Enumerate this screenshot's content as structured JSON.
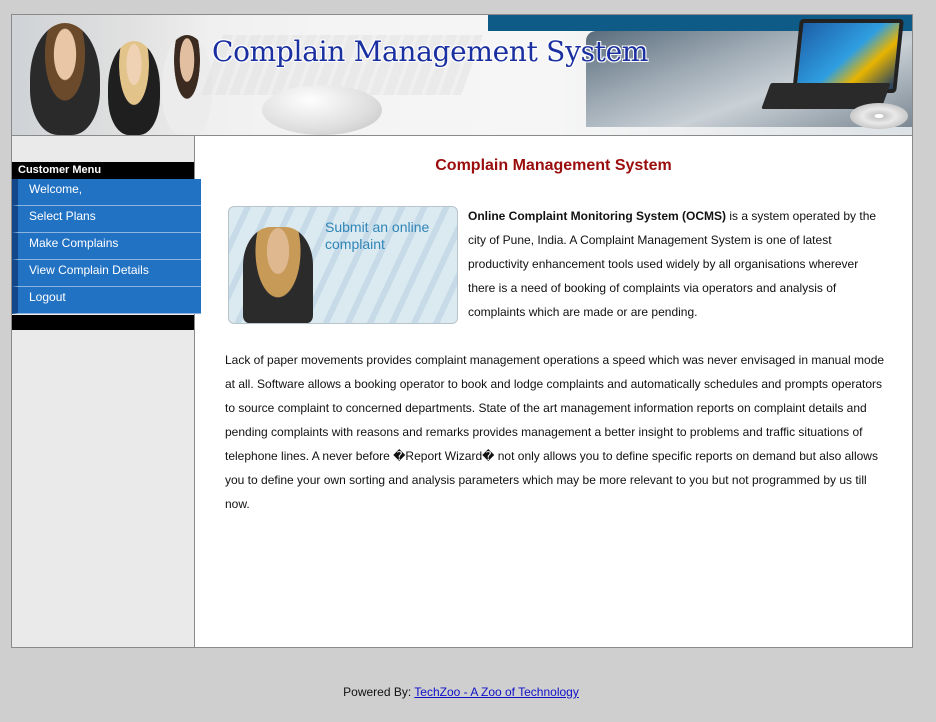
{
  "header": {
    "title": "Complain Management System"
  },
  "sidebar": {
    "heading": "Customer Menu",
    "items": [
      {
        "label": "Welcome,"
      },
      {
        "label": "Select Plans"
      },
      {
        "label": "Make Complains"
      },
      {
        "label": "View Complain Details"
      },
      {
        "label": "Logout"
      }
    ]
  },
  "main": {
    "title": "Complain Management System",
    "promo_image_text": "Submit an online complaint",
    "intro_bold": "Online Complaint Monitoring System (OCMS)",
    "intro_rest": " is a system operated by the city of Pune, India. A Complaint Management System is one of latest productivity enhancement tools used widely by all organisations wherever there is a need of booking of complaints via operators and analysis of complaints which are made or are pending.",
    "paragraph": "Lack of paper movements provides complaint management operations a speed which was never envisaged in manual mode at all. Software allows a booking operator to book and lodge complaints and automatically schedules and prompts operators to source complaint to concerned departments. State of the art management information reports on complaint details and pending complaints with reasons and remarks provides management a better insight to problems and traffic situations of telephone lines. A never before �Report Wizard� not only allows you to define specific reports on demand but also allows you to define your own sorting and analysis parameters which may be more relevant to you but not programmed by us till now."
  },
  "footer": {
    "prefix": "Powered By: ",
    "link_text": "TechZoo - A Zoo of Technology"
  },
  "colors": {
    "menu_item_bg": "#2272c4",
    "title_red": "#9b0c0c",
    "banner_title_blue": "#1a2fa0",
    "page_bg": "#cfcfcf"
  }
}
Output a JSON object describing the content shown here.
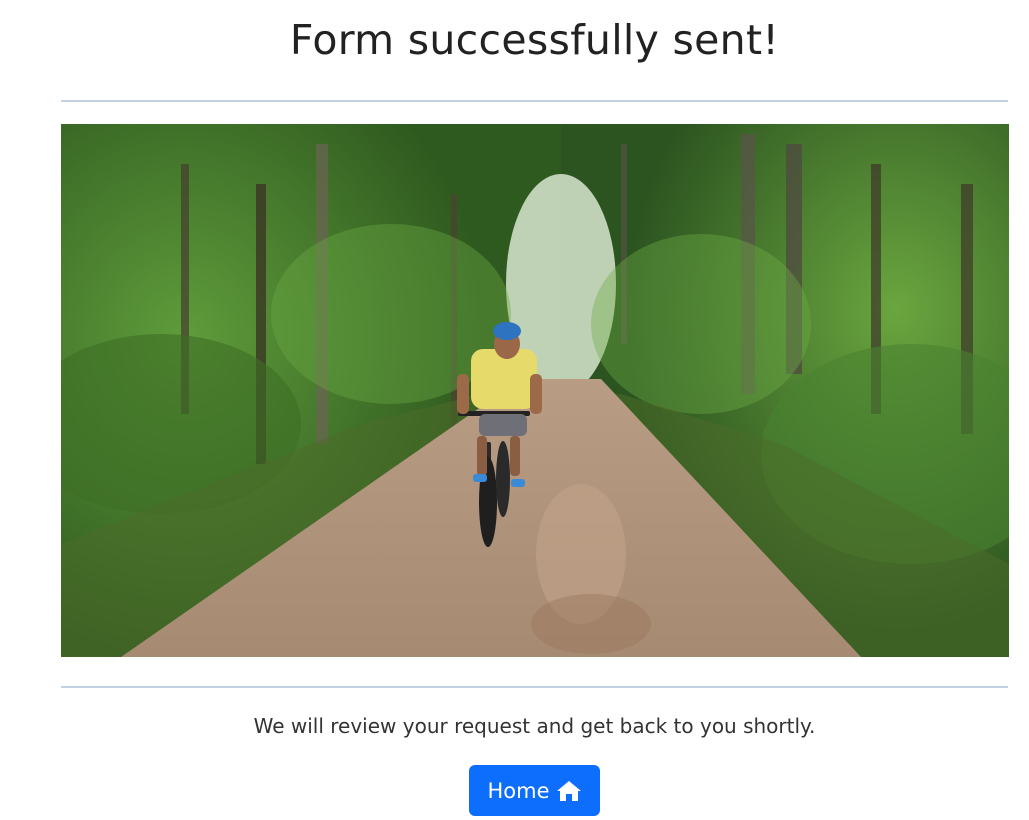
{
  "page": {
    "title": "Form successfully sent!",
    "message": "We will review your request and get back to you shortly."
  },
  "home_button": {
    "label": "Home",
    "icon": "home-icon",
    "color": "#0d6efd"
  },
  "colors": {
    "divider": "#c3d2e3"
  }
}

◇ ◇ ◇ ◇ ◇

The problem:
Every record must be copied exactly, with images dropped from the result.

Finished answer:
Enumerate this screenshot's content as structured JSON.
{
  "header": {
    "title": "Complain Management System"
  },
  "sidebar": {
    "heading": "Customer Menu",
    "items": [
      {
        "label": "Welcome,"
      },
      {
        "label": "Select Plans"
      },
      {
        "label": "Make Complains"
      },
      {
        "label": "View Complain Details"
      },
      {
        "label": "Logout"
      }
    ]
  },
  "main": {
    "title": "Complain Management System",
    "promo_image_text": "Submit an online complaint",
    "intro_bold": "Online Complaint Monitoring System (OCMS)",
    "intro_rest": " is a system operated by the city of Pune, India. A Complaint Management System is one of latest productivity enhancement tools used widely by all organisations wherever there is a need of booking of complaints via operators and analysis of complaints which are made or are pending.",
    "paragraph": "Lack of paper movements provides complaint management operations a speed which was never envisaged in manual mode at all. Software allows a booking operator to book and lodge complaints and automatically schedules and prompts operators to source complaint to concerned departments. State of the art management information reports on complaint details and pending complaints with reasons and remarks provides management a better insight to problems and traffic situations of telephone lines. A never before �Report Wizard� not only allows you to define specific reports on demand but also allows you to define your own sorting and analysis parameters which may be more relevant to you but not programmed by us till now."
  },
  "footer": {
    "prefix": "Powered By: ",
    "link_text": "TechZoo - A Zoo of Technology"
  },
  "colors": {
    "menu_item_bg": "#2272c4",
    "title_red": "#9b0c0c",
    "banner_title_blue": "#1a2fa0",
    "page_bg": "#cfcfcf"
  }
}
Output a JSON object describing the content shown here.
{
  "page": {
    "title": "Form successfully sent!",
    "message": "We will review your request and get back to you shortly."
  },
  "home_button": {
    "label": "Home",
    "icon": "home-icon",
    "color": "#0d6efd"
  },
  "colors": {
    "divider": "#c3d2e3"
  }
}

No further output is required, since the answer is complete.